▶ _PROBLEM REQUIREMENTS_
Rename "share-icon" to "send-icon" in the lines running from the start through the line that contains "174, 358, 220]", and return only those lines, otherwise unchanged.
>> BEGIN INPUT RECORDS
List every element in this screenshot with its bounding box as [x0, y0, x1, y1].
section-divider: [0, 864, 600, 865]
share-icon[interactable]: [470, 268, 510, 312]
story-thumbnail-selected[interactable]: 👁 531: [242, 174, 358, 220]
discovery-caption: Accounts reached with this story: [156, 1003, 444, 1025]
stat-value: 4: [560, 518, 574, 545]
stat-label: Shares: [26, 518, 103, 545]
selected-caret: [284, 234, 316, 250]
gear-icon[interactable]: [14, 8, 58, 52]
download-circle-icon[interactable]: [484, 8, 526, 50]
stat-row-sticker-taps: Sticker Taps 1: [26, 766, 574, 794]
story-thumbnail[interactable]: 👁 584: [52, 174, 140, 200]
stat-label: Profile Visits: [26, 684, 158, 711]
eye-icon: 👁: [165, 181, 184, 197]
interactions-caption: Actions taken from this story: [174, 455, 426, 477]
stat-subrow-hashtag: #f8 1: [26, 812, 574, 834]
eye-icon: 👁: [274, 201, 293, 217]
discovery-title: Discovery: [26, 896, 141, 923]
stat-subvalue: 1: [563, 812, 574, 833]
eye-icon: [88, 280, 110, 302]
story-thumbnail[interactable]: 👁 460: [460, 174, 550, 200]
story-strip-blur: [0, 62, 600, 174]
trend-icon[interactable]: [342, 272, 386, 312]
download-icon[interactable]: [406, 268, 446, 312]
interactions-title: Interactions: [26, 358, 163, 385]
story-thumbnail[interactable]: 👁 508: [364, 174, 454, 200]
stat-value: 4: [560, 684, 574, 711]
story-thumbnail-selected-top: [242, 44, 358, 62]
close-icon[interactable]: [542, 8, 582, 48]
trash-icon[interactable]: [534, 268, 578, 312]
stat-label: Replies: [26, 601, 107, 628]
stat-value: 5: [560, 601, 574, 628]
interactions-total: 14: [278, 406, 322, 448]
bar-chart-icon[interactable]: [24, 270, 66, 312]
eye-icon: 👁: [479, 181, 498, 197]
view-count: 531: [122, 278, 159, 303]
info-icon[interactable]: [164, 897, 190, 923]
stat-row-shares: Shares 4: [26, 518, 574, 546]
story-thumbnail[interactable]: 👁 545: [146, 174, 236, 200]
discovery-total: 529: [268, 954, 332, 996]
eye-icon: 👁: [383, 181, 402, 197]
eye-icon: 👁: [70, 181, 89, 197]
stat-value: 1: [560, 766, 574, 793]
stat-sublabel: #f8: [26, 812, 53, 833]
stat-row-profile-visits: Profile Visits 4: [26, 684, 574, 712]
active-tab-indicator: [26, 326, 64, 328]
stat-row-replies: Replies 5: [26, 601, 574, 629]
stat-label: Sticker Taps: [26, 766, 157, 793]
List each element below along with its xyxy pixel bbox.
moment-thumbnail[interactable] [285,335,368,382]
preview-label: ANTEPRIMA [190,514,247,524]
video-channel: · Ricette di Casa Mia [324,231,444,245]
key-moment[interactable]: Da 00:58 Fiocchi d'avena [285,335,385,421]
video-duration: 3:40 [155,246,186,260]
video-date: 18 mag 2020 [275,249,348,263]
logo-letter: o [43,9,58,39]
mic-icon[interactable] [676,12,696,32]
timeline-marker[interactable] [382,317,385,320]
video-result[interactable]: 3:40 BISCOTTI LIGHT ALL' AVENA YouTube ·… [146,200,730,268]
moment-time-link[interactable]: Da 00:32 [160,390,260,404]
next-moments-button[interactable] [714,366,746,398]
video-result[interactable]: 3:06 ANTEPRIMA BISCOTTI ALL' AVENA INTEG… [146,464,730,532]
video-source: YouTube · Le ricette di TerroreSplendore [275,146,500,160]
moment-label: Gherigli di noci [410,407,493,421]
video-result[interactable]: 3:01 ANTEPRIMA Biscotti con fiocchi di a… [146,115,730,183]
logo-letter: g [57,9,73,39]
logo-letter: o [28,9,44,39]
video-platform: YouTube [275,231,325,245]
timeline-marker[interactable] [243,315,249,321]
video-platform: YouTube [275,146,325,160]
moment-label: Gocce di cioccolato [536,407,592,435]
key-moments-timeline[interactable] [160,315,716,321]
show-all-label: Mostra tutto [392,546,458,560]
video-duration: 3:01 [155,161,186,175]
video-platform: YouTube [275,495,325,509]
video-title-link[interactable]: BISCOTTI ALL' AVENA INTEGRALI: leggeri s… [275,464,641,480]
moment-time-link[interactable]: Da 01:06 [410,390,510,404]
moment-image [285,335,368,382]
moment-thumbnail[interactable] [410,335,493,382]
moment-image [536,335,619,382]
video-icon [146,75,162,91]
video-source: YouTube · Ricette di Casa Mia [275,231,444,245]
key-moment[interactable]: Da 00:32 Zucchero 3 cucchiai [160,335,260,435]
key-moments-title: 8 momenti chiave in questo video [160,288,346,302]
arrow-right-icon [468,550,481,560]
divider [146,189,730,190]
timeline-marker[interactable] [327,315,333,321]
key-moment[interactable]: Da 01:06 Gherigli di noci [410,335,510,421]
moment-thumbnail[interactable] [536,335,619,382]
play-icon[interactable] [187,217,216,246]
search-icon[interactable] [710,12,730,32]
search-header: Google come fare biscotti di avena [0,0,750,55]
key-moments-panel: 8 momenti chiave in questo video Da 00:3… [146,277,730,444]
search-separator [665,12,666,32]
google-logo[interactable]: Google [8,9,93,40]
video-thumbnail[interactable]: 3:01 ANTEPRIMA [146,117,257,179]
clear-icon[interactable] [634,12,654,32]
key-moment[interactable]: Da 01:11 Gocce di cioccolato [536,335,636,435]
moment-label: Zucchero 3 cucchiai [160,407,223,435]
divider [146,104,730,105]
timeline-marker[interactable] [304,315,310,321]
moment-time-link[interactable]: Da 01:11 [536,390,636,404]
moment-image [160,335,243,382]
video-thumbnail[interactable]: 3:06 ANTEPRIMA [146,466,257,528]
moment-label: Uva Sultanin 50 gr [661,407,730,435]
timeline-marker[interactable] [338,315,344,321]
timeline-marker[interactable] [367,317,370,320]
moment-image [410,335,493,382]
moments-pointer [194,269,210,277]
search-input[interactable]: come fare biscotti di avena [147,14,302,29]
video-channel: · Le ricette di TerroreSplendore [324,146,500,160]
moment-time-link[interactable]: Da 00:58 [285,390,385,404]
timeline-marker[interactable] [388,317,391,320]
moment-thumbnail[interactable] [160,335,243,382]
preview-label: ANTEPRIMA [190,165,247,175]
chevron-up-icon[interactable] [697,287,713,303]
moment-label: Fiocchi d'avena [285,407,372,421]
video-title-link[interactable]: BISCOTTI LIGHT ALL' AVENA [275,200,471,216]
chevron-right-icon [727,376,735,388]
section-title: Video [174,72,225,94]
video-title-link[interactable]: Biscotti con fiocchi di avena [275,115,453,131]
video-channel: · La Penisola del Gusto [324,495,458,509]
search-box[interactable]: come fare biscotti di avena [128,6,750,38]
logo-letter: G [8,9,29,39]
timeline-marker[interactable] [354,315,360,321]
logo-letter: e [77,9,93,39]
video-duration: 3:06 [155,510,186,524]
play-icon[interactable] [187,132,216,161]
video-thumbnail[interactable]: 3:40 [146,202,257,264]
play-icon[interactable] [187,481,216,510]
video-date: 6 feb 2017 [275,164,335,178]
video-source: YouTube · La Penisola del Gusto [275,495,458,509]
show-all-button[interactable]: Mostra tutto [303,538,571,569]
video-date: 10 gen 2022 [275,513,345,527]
>> END INPUT RECORDS
▶ _RESPONSE_
List every element in this screenshot with its bounding box as [x0, y0, x1, y1].
section-divider: [0, 864, 600, 865]
send-icon[interactable]: [470, 268, 510, 312]
story-thumbnail-selected[interactable]: 👁 531: [242, 174, 358, 220]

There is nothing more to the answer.